Examine each line of the data. Copy those that contain the string "interlaced".

┄┄┄┄┄┄┄┄┄┄┄┄┄┄┄┄┄┄┄┄

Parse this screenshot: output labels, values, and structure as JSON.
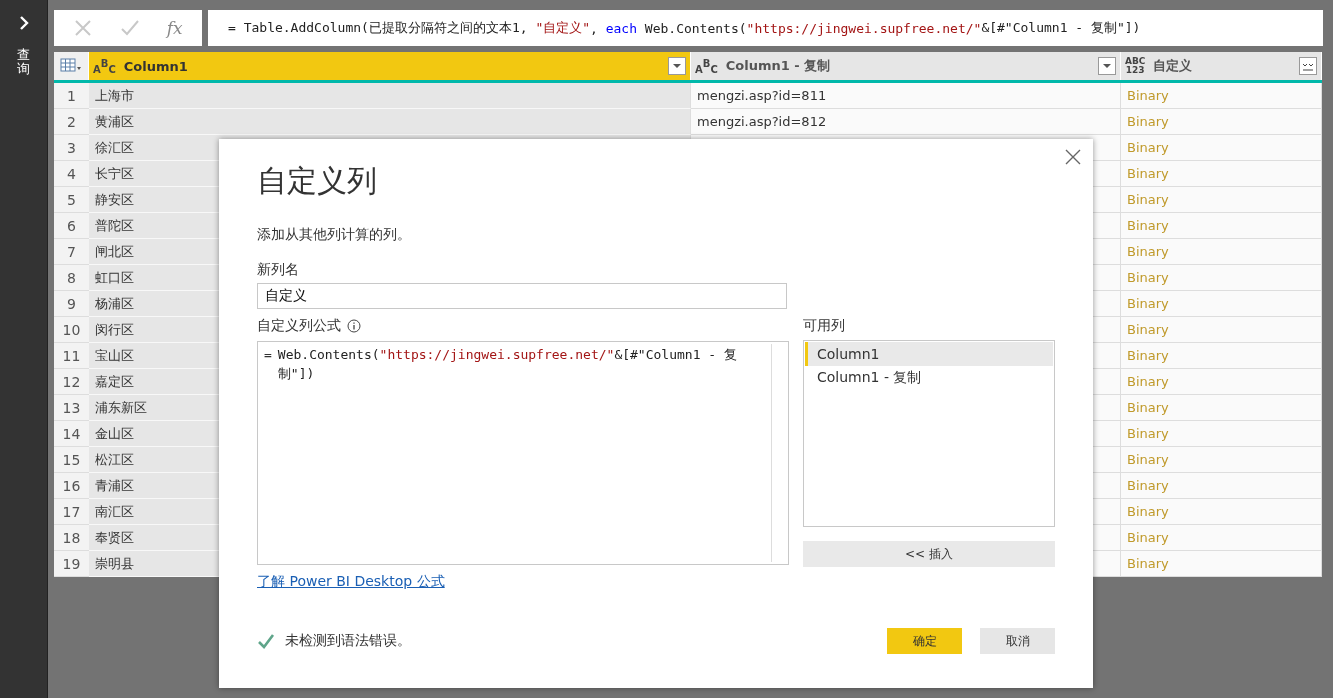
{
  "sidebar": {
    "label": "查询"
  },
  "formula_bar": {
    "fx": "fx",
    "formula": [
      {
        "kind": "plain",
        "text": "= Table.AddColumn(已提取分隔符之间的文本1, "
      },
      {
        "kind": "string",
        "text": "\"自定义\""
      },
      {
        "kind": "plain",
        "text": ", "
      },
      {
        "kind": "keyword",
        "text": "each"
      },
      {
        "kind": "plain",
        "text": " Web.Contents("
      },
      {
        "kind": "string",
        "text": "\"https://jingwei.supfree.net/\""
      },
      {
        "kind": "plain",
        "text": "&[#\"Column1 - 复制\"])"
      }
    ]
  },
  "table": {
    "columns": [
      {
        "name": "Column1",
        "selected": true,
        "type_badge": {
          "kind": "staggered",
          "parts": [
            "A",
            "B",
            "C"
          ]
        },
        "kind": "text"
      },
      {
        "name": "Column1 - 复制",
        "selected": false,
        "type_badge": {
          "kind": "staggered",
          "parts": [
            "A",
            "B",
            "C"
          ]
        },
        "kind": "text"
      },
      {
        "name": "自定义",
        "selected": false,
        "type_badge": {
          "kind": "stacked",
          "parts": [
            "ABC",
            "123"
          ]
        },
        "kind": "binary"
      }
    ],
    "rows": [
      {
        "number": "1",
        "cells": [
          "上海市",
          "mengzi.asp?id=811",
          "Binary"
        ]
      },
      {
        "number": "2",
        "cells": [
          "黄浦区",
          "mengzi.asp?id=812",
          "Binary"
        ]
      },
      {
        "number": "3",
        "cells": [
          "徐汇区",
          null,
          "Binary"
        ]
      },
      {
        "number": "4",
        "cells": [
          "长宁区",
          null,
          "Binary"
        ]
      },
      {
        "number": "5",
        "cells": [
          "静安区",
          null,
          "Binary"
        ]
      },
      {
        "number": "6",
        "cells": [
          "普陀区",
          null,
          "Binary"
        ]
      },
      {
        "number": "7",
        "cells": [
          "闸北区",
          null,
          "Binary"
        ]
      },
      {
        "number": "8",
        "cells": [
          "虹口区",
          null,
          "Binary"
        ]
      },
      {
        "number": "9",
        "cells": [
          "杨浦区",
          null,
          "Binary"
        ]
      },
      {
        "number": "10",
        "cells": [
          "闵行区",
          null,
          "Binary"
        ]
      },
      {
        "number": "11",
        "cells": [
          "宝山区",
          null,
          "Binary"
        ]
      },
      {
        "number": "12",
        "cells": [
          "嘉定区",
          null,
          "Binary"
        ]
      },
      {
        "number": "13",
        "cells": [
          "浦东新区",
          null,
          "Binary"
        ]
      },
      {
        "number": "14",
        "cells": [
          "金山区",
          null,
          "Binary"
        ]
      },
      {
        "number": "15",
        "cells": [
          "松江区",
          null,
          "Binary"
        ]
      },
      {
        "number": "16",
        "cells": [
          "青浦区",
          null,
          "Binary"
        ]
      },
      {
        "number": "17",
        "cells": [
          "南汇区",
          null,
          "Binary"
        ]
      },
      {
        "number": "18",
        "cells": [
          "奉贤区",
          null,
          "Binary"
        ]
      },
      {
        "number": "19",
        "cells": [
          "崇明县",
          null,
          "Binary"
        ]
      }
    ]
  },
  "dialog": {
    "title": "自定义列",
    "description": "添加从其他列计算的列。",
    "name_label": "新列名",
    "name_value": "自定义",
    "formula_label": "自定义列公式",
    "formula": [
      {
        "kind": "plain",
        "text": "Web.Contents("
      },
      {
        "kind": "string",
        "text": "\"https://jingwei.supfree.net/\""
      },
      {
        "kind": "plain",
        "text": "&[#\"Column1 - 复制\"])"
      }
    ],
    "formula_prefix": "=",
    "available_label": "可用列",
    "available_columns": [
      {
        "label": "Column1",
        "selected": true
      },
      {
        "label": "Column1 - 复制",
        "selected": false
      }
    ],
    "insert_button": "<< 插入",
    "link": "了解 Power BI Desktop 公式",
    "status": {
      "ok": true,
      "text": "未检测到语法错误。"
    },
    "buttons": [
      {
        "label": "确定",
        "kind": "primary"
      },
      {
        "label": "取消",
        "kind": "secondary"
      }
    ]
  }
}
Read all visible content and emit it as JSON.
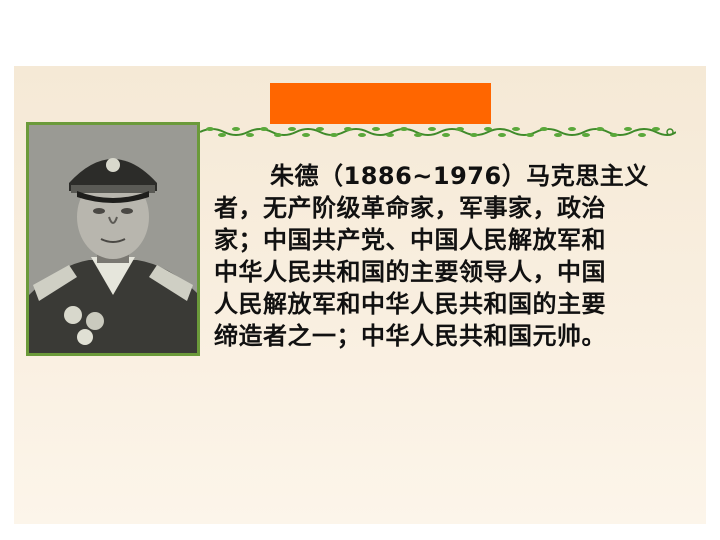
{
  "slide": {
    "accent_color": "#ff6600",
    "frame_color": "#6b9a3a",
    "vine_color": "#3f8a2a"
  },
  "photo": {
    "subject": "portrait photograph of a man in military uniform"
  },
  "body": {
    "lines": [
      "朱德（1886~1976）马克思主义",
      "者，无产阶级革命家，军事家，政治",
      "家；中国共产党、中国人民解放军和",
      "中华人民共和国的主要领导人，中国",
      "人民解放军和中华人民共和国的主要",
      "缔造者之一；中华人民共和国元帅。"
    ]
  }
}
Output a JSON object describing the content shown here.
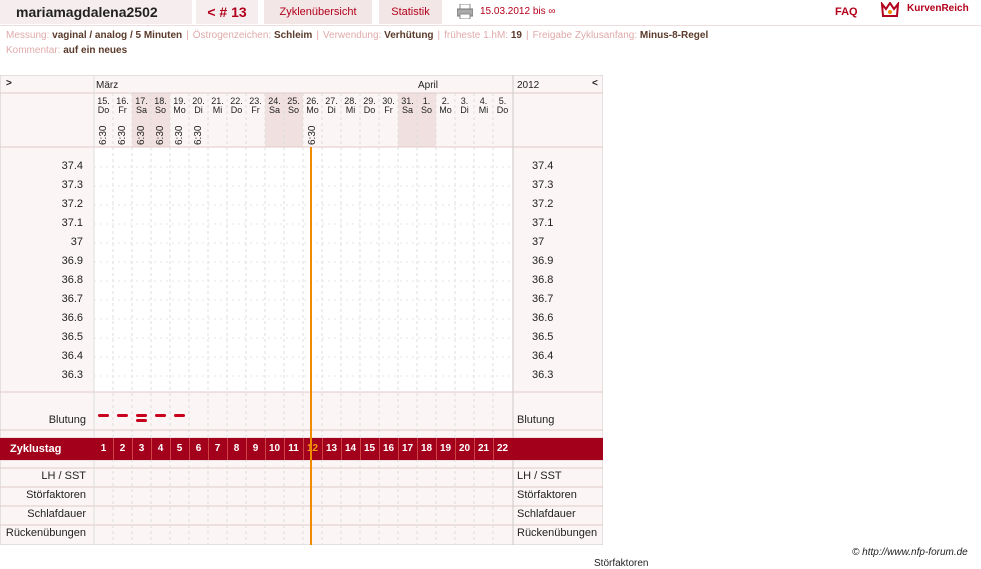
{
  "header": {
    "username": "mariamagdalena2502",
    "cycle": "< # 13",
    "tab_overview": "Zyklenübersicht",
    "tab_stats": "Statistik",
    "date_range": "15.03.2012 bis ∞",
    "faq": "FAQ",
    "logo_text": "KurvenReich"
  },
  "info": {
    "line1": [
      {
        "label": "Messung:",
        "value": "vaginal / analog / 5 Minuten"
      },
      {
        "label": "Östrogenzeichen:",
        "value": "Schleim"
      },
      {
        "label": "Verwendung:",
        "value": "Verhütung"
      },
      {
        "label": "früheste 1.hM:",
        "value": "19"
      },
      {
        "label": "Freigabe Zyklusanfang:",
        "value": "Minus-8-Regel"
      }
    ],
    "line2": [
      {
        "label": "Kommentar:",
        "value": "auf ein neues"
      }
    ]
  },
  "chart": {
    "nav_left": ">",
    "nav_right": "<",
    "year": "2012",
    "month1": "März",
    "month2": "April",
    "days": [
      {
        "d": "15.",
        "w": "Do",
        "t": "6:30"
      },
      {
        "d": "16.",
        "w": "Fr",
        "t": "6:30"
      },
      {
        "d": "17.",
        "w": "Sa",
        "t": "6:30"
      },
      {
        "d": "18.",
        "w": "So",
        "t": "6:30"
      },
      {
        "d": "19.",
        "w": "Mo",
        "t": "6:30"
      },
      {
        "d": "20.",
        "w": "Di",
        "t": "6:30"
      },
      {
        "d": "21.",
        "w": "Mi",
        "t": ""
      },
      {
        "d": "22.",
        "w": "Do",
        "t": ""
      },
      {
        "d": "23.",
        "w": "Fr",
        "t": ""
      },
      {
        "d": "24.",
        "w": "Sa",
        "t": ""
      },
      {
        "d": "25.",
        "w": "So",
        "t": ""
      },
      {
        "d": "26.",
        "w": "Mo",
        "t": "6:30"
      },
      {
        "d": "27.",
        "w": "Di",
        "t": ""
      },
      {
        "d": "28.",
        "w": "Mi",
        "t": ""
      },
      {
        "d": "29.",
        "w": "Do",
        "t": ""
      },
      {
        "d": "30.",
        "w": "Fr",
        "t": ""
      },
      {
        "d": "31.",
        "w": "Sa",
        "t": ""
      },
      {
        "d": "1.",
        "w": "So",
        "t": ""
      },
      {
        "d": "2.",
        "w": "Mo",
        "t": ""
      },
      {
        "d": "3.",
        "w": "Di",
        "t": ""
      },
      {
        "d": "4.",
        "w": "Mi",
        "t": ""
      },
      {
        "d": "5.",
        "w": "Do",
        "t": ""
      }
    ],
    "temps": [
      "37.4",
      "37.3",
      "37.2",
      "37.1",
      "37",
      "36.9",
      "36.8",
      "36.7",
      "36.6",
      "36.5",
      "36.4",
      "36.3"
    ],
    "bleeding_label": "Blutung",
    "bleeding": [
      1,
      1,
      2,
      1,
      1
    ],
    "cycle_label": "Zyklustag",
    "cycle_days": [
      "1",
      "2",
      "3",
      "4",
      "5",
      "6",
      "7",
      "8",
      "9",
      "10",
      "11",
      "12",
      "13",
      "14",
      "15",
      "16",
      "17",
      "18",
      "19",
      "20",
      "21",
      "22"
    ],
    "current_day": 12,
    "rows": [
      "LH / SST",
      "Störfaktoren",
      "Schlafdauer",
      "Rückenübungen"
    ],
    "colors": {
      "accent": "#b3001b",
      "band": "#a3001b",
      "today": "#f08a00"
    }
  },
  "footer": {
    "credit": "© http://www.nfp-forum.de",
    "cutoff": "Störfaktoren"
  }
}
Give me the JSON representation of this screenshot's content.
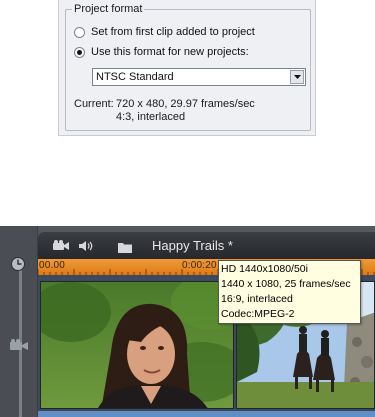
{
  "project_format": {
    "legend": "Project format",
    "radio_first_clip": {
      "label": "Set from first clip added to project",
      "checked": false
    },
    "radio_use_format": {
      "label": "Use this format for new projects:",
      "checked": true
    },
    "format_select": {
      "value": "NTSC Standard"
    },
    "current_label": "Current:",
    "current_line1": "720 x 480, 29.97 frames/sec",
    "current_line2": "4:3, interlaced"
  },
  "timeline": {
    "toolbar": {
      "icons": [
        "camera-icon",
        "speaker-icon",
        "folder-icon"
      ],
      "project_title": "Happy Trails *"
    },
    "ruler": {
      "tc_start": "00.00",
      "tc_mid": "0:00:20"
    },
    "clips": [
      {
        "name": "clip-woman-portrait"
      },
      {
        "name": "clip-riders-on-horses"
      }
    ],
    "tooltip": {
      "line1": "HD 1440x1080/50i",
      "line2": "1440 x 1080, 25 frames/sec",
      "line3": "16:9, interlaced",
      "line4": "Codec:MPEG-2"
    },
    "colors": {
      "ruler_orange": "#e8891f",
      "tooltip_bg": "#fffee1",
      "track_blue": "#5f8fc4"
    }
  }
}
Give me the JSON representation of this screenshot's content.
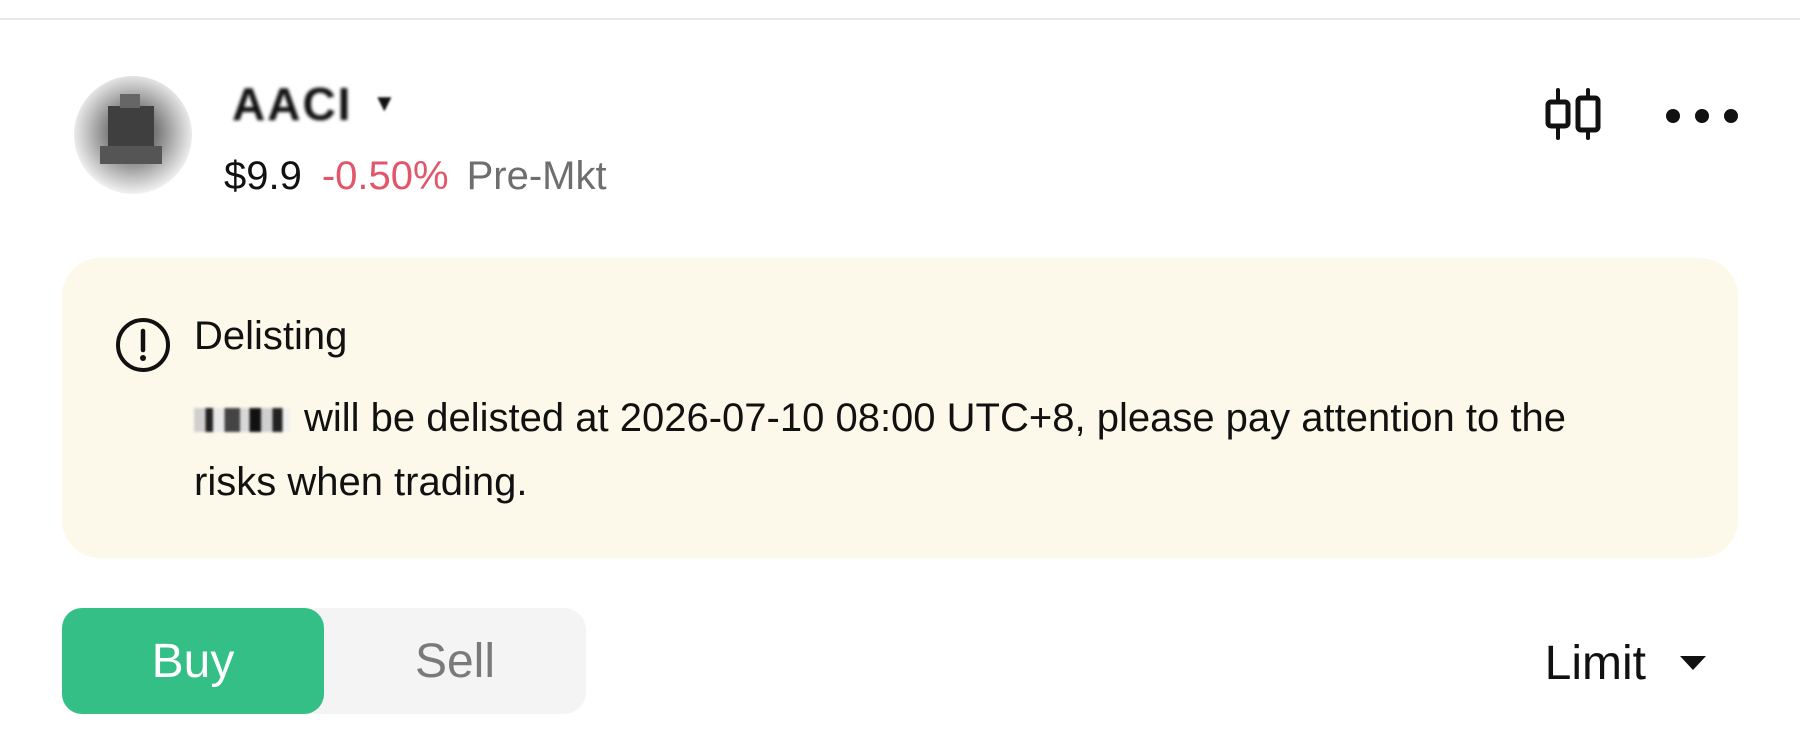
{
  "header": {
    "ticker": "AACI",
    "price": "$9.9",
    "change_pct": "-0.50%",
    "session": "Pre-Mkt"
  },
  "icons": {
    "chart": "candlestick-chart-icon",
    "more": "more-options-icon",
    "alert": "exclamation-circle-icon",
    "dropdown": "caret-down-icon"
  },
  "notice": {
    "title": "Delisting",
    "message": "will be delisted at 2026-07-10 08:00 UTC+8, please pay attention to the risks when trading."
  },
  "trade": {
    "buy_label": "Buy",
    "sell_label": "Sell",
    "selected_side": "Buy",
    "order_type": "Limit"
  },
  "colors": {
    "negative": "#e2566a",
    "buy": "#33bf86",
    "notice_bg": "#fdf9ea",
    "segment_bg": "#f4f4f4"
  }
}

┄┄┄┄┄┄┄┄┄┄┄┄┄┄┄┄┄┄┄┄

#### OUTPUT FOR THIS TASK:
    "current_line2": "4:3, interlaced"
      "line3": "16:9, interlaced",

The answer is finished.